__STORED RECORDS__:
* * * * * * * * *
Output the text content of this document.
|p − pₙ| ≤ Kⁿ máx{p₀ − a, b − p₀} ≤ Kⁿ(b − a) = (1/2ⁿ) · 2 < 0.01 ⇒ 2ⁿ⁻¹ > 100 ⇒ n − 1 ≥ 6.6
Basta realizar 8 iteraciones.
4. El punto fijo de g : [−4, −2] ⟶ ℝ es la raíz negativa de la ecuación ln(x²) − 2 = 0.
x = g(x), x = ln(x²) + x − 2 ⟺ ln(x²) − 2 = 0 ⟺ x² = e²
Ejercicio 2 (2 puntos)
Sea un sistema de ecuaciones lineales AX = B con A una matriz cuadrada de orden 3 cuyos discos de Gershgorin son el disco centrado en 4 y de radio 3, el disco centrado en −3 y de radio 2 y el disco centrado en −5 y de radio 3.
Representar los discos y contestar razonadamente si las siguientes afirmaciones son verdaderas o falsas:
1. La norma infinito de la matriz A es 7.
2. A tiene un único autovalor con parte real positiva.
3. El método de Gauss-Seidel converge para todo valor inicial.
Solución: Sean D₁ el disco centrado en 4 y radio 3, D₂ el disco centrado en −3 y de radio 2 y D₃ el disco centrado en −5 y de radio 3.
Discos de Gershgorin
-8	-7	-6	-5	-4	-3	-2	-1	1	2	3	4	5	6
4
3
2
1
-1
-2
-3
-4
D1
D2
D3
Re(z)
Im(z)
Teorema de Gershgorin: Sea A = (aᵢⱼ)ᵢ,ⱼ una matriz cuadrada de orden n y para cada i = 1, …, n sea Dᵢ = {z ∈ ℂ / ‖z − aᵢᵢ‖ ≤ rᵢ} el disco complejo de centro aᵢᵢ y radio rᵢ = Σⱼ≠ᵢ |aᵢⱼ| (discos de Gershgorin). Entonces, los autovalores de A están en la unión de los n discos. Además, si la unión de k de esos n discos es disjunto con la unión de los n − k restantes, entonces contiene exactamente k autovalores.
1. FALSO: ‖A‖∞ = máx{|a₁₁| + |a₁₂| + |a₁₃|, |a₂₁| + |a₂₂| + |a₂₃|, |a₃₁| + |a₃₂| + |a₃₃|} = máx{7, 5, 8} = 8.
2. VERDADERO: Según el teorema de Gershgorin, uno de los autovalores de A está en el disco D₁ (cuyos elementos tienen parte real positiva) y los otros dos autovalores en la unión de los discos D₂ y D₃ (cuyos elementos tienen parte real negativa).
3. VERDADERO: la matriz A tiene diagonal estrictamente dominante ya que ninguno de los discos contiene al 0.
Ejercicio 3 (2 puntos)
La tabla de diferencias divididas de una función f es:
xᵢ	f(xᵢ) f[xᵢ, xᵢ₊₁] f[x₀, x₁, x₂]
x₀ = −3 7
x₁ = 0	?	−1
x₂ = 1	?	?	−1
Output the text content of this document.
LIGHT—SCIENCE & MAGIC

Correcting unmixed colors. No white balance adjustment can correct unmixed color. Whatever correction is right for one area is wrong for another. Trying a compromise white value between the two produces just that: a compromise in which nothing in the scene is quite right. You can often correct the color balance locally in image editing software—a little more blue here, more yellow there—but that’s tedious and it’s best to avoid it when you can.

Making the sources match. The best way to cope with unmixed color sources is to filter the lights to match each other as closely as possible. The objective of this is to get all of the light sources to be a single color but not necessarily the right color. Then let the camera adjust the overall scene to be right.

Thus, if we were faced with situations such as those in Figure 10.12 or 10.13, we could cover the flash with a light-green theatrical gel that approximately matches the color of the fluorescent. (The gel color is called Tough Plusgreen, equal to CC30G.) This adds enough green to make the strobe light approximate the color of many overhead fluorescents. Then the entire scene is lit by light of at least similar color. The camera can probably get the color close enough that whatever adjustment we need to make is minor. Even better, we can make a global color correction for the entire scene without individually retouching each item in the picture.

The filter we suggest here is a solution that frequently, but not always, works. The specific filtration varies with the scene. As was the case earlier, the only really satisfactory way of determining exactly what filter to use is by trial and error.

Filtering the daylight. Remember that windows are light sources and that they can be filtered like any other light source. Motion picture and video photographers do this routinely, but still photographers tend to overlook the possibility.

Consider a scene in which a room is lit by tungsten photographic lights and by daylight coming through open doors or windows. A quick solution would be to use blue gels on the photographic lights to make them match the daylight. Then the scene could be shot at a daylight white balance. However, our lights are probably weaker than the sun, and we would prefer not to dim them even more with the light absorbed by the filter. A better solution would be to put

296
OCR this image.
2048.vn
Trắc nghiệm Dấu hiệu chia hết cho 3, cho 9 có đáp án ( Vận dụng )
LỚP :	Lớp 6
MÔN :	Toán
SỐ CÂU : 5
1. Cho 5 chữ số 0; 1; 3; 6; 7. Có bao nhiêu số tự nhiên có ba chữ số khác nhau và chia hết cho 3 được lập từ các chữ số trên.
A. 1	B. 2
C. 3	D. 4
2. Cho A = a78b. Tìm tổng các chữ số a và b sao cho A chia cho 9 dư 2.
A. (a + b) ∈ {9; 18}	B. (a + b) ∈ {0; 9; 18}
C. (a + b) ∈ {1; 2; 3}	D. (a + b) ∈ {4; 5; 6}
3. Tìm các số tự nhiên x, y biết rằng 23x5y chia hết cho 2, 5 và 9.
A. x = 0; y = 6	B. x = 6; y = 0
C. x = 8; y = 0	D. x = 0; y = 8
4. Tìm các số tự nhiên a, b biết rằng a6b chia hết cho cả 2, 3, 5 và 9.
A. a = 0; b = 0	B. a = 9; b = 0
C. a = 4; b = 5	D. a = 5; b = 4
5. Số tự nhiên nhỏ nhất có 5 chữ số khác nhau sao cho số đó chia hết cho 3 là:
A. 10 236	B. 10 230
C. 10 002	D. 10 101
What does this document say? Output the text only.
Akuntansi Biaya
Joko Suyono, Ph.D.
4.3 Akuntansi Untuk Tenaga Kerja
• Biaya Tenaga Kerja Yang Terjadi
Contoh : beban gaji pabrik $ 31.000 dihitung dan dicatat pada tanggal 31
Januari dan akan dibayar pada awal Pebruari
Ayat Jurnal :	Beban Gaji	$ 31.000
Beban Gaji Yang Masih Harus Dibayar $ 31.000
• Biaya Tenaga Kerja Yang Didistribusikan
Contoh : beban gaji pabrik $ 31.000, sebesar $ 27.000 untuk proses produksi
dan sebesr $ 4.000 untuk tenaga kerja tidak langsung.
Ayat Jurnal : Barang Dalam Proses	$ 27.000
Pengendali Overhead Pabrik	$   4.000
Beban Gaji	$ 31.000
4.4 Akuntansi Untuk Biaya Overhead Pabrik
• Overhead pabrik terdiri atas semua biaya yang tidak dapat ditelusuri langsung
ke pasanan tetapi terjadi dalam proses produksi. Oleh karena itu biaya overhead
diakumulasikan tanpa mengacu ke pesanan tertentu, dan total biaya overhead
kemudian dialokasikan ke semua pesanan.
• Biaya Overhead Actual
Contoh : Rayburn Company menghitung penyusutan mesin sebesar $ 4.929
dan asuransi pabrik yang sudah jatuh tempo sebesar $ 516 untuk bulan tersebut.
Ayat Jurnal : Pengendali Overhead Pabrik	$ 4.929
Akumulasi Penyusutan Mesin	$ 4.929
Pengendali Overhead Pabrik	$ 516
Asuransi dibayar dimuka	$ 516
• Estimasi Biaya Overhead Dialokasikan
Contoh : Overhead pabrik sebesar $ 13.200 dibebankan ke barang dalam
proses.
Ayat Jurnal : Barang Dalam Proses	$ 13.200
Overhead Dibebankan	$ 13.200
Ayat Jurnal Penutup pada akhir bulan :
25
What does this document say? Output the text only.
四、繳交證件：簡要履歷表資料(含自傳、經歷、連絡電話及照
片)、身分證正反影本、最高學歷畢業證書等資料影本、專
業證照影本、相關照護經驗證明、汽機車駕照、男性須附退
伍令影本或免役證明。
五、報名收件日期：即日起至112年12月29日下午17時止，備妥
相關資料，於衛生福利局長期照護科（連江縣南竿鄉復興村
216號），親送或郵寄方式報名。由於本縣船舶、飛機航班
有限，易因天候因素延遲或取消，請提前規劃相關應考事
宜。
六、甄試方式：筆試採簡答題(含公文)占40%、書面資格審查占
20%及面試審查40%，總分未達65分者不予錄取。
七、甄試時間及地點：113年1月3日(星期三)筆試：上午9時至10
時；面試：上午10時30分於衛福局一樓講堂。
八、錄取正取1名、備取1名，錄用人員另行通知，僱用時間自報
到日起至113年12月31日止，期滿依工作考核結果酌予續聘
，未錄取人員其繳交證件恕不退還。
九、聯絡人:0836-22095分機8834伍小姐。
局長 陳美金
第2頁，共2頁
* * * * * * * * *
Show every line above in which the word "negativa" occurs.

4. El punto fijo de g : [−4, −2] ⟶ ℝ es la raíz negativa de la ecuación ln(x²) − 2 = 0.
2. VERDADERO: Según el teorema de Gershgorin, uno de los autovalores de A está en el disco D₁ (cuyos elementos tienen parte real positiva) y los otros dos autovalores en la unión de los discos D₂ y D₃ (cuyos elementos tienen parte real negativa).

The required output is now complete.